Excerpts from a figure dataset
________________________________________

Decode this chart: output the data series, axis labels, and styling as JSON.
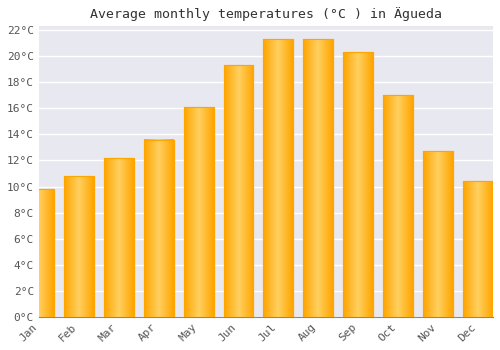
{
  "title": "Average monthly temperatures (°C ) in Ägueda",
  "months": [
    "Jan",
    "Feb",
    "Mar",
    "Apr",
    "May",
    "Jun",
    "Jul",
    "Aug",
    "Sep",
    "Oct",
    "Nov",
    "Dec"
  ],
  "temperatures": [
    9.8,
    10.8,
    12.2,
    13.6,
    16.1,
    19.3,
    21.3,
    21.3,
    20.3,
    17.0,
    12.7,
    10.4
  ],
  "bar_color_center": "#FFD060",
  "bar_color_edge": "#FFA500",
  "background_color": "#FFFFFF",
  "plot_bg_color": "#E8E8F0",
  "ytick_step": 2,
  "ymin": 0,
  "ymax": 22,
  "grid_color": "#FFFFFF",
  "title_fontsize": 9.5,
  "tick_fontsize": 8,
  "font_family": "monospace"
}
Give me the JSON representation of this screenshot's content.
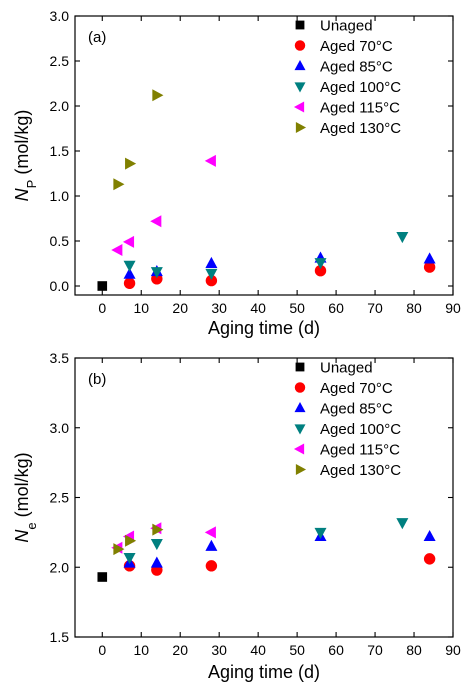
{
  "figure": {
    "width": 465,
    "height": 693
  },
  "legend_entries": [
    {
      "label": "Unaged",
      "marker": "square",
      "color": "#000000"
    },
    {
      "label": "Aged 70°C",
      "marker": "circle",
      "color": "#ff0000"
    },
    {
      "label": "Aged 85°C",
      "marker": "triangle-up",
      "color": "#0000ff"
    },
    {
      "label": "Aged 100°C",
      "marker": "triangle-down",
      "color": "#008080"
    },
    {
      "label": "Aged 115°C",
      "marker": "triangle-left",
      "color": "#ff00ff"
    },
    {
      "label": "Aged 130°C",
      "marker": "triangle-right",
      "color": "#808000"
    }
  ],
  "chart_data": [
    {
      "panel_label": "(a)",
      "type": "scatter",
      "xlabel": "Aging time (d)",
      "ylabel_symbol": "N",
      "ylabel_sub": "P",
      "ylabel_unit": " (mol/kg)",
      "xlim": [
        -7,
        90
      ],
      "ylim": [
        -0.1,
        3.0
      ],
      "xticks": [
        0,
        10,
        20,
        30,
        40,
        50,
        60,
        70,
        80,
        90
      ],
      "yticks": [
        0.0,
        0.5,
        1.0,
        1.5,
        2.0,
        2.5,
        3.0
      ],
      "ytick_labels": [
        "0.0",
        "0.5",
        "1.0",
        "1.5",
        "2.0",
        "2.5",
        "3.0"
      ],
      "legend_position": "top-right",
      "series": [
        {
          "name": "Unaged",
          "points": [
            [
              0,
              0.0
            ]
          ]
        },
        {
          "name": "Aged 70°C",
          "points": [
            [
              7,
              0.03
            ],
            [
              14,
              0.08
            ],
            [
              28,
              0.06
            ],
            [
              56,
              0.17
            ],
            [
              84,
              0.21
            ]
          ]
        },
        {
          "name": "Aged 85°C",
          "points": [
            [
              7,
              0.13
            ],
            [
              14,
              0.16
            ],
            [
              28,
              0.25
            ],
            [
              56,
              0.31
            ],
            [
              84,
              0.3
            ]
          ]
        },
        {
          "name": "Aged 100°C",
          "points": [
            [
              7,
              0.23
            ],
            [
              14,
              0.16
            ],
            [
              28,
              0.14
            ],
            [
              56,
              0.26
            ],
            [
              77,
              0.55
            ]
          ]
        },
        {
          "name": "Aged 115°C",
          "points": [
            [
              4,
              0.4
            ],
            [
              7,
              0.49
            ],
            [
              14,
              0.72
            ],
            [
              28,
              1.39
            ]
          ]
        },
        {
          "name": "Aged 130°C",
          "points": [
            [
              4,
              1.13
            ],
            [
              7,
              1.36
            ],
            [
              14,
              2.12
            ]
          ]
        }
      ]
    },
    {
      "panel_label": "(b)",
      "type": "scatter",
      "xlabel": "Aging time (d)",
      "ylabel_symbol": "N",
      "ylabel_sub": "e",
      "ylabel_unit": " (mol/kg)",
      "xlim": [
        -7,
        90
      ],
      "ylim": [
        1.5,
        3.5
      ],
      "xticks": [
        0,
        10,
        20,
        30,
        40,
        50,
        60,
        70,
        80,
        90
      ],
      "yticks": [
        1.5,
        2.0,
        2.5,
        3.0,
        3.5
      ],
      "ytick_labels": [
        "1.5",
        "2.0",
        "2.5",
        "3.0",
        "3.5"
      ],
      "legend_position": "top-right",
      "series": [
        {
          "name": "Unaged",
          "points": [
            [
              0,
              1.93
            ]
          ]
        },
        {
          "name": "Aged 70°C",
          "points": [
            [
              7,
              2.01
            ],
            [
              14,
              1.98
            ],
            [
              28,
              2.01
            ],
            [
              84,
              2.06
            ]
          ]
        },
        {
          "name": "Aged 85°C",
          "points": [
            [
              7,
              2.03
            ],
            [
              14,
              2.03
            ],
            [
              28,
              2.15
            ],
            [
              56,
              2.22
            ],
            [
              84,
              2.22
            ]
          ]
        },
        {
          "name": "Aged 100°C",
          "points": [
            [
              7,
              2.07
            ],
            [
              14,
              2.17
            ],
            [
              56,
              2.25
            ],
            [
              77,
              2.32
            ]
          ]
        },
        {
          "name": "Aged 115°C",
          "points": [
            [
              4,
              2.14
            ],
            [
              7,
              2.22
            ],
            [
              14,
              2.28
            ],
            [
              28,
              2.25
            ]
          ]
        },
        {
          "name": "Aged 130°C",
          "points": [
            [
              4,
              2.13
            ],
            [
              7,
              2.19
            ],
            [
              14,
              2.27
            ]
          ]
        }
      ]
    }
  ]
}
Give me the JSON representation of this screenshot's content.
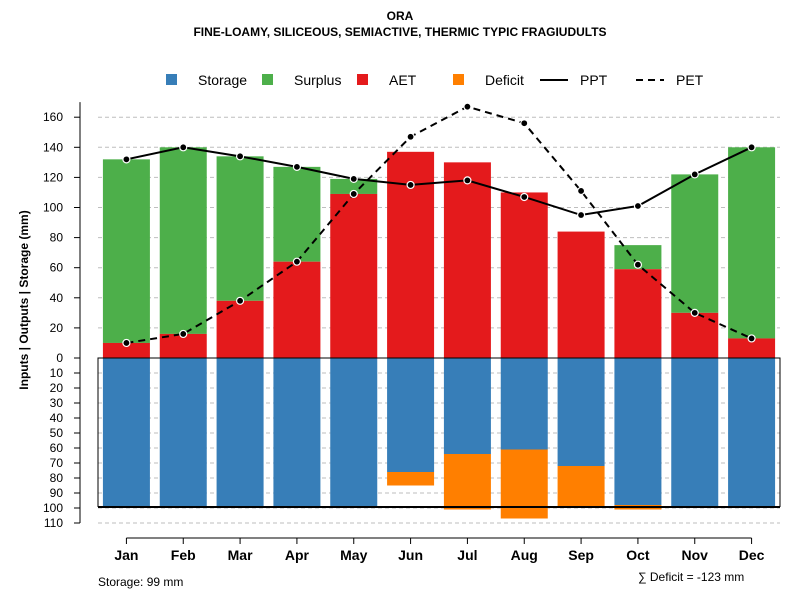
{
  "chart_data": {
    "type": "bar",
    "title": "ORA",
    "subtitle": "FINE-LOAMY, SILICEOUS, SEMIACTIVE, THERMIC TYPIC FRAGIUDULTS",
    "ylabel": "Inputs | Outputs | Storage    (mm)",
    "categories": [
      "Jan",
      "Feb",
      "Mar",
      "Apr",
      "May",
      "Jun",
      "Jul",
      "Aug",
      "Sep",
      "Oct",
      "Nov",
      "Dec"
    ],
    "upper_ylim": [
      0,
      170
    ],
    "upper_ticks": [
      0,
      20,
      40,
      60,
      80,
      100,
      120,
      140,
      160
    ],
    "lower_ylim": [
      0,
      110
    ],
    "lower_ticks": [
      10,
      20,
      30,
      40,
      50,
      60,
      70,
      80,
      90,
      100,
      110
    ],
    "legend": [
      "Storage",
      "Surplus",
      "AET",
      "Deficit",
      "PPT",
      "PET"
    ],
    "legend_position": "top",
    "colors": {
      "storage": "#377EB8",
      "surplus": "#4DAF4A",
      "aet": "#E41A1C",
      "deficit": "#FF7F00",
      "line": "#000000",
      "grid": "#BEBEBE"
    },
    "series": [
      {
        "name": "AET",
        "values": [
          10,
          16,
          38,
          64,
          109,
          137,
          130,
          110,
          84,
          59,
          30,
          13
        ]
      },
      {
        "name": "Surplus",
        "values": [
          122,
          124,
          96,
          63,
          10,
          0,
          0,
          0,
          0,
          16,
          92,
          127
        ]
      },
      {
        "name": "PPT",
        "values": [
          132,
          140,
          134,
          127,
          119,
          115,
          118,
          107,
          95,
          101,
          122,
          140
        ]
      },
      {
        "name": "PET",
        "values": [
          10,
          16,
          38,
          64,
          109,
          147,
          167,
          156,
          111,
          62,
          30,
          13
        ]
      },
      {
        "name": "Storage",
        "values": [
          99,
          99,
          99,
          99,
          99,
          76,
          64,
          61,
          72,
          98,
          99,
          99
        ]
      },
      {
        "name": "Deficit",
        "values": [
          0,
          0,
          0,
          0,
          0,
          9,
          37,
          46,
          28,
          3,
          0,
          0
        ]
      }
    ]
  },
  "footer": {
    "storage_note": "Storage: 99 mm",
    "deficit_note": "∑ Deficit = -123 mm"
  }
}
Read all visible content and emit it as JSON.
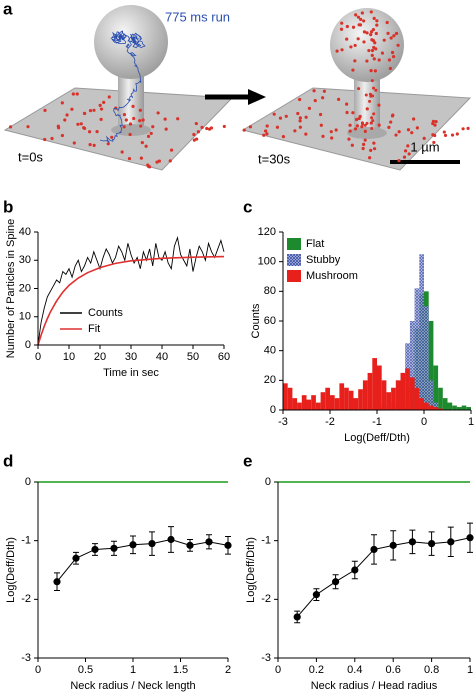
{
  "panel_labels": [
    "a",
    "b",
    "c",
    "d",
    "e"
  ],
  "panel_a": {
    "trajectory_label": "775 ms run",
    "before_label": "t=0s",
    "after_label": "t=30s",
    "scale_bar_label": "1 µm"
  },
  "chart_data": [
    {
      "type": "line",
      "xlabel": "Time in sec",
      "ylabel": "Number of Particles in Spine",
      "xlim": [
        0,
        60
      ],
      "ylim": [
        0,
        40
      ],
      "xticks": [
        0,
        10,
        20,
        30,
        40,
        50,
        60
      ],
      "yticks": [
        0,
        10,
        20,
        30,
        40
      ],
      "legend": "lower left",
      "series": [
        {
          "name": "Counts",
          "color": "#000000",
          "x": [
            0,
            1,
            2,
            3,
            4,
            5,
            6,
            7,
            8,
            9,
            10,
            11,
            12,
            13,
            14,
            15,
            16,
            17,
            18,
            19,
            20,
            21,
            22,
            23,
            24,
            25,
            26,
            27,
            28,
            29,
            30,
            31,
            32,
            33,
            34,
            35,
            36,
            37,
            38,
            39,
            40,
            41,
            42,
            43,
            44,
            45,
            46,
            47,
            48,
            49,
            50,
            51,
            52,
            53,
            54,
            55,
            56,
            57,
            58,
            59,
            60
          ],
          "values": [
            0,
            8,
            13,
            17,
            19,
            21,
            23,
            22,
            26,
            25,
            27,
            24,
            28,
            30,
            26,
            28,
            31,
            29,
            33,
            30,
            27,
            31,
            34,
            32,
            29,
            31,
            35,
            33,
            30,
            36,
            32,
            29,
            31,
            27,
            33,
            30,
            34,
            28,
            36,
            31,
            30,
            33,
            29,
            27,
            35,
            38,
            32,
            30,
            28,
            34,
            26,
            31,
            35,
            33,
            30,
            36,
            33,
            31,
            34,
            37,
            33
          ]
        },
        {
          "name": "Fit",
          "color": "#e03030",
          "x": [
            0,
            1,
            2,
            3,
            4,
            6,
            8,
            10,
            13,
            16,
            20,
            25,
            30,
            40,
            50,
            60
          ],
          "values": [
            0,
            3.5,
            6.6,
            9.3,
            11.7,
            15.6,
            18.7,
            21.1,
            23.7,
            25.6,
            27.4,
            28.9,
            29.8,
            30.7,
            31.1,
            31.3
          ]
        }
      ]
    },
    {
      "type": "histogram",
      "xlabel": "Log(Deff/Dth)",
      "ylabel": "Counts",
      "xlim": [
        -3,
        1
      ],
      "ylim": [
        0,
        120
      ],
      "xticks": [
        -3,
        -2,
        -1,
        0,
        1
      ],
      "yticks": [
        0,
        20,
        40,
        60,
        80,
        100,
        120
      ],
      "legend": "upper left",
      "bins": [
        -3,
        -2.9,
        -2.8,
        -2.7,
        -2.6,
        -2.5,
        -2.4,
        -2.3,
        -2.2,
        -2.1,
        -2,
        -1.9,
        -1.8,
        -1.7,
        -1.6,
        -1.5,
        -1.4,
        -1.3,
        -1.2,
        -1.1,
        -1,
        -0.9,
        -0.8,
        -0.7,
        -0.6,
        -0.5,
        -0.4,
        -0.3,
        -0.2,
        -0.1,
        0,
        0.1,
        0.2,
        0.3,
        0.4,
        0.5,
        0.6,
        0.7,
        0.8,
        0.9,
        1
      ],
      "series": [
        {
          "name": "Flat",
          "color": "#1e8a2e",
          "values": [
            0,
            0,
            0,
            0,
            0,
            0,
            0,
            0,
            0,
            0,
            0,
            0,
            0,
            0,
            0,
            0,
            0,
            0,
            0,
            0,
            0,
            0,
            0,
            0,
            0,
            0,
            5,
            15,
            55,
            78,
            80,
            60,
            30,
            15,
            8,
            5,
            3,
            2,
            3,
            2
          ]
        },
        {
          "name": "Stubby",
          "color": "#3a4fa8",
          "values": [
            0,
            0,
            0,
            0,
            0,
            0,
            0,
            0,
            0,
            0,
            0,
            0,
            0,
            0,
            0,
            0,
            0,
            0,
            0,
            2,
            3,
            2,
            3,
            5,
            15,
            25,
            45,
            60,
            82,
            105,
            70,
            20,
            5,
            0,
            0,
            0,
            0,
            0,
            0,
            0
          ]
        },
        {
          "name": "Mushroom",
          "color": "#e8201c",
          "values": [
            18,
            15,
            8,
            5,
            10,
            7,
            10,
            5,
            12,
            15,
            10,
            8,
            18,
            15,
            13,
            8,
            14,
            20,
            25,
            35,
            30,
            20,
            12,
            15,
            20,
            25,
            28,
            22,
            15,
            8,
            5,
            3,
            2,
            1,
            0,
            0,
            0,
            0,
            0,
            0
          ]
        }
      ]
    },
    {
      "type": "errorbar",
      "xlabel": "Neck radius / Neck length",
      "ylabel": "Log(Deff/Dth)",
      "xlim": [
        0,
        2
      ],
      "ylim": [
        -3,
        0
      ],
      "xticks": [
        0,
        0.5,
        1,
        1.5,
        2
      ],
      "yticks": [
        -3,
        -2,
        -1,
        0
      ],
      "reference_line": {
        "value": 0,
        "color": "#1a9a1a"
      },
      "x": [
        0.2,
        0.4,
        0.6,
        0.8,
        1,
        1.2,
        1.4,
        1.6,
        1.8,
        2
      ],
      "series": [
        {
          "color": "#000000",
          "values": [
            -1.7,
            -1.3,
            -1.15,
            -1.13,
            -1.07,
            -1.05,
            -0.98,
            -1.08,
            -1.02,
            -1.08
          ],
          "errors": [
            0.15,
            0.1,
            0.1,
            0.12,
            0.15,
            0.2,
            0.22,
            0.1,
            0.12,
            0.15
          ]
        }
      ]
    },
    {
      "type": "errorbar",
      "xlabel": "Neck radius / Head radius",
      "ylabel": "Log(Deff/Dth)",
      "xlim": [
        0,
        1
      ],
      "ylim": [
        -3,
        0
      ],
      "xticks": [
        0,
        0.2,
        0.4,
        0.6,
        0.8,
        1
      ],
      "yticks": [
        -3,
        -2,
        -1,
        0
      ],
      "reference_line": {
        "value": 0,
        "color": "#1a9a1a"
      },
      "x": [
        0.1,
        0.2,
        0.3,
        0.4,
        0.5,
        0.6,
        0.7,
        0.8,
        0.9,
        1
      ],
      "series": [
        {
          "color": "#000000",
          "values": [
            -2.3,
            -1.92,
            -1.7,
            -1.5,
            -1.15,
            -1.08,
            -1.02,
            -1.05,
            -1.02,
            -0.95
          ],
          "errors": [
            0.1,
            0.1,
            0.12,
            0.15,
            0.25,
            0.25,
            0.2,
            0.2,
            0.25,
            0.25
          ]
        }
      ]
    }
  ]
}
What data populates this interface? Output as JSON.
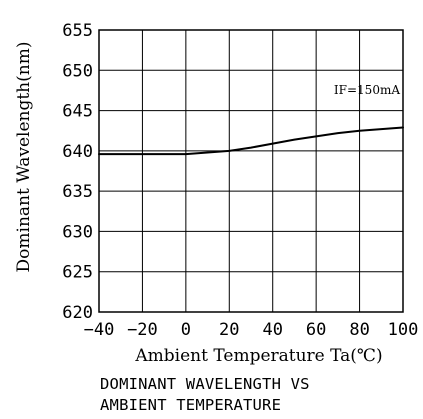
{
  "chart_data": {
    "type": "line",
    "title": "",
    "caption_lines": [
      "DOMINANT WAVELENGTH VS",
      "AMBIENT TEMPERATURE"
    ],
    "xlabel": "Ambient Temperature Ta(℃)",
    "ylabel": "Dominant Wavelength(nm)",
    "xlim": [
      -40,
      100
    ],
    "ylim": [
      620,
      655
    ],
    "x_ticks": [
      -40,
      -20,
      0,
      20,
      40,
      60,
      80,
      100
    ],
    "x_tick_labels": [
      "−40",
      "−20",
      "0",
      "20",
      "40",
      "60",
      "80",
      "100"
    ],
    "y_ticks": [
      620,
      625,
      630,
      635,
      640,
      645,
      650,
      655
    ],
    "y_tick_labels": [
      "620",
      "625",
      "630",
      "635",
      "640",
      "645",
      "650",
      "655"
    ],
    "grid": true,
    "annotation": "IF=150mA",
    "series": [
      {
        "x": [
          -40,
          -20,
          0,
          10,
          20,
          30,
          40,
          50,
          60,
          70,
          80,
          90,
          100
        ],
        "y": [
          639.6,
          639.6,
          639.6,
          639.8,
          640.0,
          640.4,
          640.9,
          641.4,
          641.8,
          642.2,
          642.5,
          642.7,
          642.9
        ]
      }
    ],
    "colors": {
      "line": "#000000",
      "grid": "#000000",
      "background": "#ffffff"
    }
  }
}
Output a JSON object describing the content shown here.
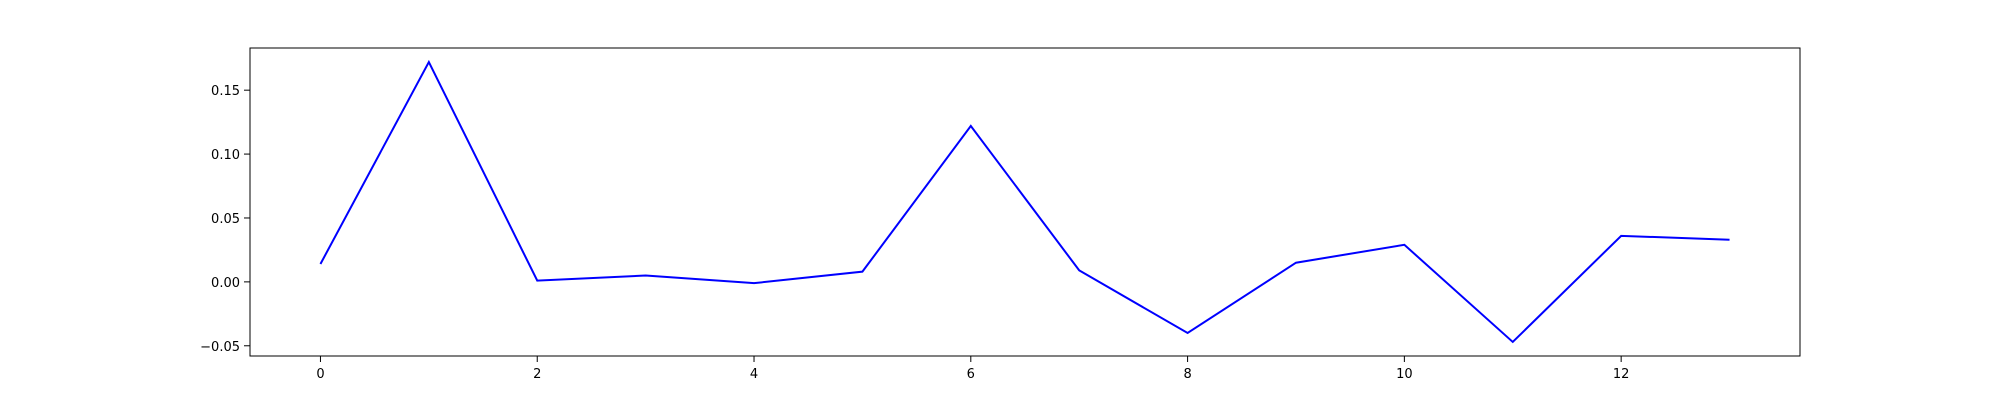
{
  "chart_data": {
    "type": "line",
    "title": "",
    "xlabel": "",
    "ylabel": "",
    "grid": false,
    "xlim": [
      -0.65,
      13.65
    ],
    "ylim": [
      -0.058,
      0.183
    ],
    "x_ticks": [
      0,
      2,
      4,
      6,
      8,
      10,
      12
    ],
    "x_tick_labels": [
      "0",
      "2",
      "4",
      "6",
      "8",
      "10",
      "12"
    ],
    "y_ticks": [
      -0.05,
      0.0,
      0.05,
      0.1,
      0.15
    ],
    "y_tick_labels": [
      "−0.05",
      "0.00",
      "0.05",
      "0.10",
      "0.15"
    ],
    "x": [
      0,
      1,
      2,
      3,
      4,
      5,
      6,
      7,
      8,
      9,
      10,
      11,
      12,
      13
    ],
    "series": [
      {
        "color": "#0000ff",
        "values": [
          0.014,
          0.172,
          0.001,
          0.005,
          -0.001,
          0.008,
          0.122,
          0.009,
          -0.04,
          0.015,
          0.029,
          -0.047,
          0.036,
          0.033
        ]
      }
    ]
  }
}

________________________________________

§ **TASK PROMPT**: Write out exactly the lines from the one that contains "Output a JSON" through the last line of the data above, both included. Leave every picture out.

§ **OUTPUT**:
Output a JSON object describing the content shown here.
{
  "chart_data": {
    "type": "line",
    "title": "",
    "xlabel": "",
    "ylabel": "",
    "grid": false,
    "xlim": [
      -0.65,
      13.65
    ],
    "ylim": [
      -0.058,
      0.183
    ],
    "x_ticks": [
      0,
      2,
      4,
      6,
      8,
      10,
      12
    ],
    "x_tick_labels": [
      "0",
      "2",
      "4",
      "6",
      "8",
      "10",
      "12"
    ],
    "y_ticks": [
      -0.05,
      0.0,
      0.05,
      0.1,
      0.15
    ],
    "y_tick_labels": [
      "−0.05",
      "0.00",
      "0.05",
      "0.10",
      "0.15"
    ],
    "x": [
      0,
      1,
      2,
      3,
      4,
      5,
      6,
      7,
      8,
      9,
      10,
      11,
      12,
      13
    ],
    "series": [
      {
        "color": "#0000ff",
        "values": [
          0.014,
          0.172,
          0.001,
          0.005,
          -0.001,
          0.008,
          0.122,
          0.009,
          -0.04,
          0.015,
          0.029,
          -0.047,
          0.036,
          0.033
        ]
      }
    ]
  }
}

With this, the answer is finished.